[start]

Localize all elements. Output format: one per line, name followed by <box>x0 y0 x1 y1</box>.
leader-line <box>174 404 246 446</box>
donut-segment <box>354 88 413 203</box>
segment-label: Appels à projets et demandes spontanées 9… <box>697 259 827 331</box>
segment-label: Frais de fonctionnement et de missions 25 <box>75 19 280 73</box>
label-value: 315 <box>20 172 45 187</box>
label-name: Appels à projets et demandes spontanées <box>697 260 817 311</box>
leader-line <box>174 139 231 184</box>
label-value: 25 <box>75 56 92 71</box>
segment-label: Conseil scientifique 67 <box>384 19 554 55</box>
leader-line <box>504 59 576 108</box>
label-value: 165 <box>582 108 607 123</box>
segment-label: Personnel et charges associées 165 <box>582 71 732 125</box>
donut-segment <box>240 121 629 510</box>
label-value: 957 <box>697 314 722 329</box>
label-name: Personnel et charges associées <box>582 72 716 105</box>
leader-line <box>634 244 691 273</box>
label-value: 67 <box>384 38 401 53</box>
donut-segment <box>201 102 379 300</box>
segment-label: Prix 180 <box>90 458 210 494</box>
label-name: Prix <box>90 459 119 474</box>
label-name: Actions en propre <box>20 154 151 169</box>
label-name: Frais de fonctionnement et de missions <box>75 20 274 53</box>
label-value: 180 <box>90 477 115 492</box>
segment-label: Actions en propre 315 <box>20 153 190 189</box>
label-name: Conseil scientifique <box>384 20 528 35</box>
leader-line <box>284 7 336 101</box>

[end]

[TASK BRIEF]
Reproduce the listing above line for line, keeping every character unchanged.

[CORRECT RESULT]
Localize all elements. Output format: one per line, name followed by <box>x0 y0 x1 y1</box>.
leader-line <box>174 404 246 446</box>
donut-segment <box>354 88 413 203</box>
segment-label: Appels à projets et demandes spontanées 9… <box>697 259 827 331</box>
segment-label: Frais de fonctionnement et de missions 25 <box>75 19 280 73</box>
label-value: 315 <box>20 172 45 187</box>
label-name: Appels à projets et demandes spontanées <box>697 260 817 311</box>
leader-line <box>174 139 231 184</box>
label-value: 25 <box>75 56 92 71</box>
segment-label: Conseil scientifique 67 <box>384 19 554 55</box>
leader-line <box>504 59 576 108</box>
label-value: 165 <box>582 108 607 123</box>
segment-label: Personnel et charges associées 165 <box>582 71 732 125</box>
donut-segment <box>240 121 629 510</box>
label-value: 957 <box>697 314 722 329</box>
label-name: Personnel et charges associées <box>582 72 716 105</box>
leader-line <box>634 244 691 273</box>
label-value: 67 <box>384 38 401 53</box>
donut-segment <box>201 102 379 300</box>
segment-label: Prix 180 <box>90 458 210 494</box>
label-name: Prix <box>90 459 119 474</box>
label-name: Actions en propre <box>20 154 151 169</box>
label-name: Frais de fonctionnement et de missions <box>75 20 274 53</box>
label-value: 180 <box>90 477 115 492</box>
segment-label: Actions en propre 315 <box>20 153 190 189</box>
label-name: Conseil scientifique <box>384 20 528 35</box>
leader-line <box>284 7 336 101</box>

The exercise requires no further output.